--- START Items ---
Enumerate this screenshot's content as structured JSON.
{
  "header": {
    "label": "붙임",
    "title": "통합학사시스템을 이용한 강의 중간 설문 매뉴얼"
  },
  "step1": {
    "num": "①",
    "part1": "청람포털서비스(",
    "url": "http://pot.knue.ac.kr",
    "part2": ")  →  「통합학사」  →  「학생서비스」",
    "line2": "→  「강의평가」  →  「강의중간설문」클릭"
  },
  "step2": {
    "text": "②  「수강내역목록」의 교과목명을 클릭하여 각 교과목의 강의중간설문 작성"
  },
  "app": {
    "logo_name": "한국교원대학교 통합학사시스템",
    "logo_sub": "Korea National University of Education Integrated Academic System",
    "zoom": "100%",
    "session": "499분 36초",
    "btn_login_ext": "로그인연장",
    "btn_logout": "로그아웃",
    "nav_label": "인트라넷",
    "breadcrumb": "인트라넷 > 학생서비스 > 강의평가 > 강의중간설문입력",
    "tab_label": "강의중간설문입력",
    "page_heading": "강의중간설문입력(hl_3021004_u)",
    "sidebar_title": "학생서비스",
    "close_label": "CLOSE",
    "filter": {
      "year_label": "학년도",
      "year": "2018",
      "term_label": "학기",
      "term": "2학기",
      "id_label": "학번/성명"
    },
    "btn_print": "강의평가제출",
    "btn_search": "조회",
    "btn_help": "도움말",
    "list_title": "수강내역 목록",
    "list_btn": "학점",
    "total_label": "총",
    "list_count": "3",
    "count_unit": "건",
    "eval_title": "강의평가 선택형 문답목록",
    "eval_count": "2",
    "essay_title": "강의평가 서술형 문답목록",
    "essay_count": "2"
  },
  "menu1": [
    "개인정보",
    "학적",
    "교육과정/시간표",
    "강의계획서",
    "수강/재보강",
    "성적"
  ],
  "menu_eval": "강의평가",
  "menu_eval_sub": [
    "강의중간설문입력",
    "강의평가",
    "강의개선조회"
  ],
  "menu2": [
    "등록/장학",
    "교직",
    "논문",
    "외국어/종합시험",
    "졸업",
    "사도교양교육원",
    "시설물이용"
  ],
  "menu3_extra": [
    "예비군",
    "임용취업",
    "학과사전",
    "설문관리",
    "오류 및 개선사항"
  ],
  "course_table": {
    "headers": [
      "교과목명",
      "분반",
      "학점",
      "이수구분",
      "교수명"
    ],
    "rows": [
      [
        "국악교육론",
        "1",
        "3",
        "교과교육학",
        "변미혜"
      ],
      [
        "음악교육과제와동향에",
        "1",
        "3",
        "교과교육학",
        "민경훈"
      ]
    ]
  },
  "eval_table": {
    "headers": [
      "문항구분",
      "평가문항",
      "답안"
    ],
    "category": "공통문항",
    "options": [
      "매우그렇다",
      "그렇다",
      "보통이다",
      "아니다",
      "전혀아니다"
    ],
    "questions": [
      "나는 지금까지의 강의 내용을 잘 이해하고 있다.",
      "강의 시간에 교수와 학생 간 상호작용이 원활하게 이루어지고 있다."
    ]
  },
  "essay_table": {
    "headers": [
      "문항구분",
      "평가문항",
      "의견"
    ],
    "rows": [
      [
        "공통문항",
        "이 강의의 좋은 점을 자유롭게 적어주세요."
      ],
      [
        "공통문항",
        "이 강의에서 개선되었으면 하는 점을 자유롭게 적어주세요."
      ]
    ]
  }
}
--- END Items ---
Challenge — Copy out each line of the listing that holds "문답목록".

Response —
    "eval_title": "강의평가 선택형 문답목록",
    "essay_title": "강의평가 서술형 문답목록",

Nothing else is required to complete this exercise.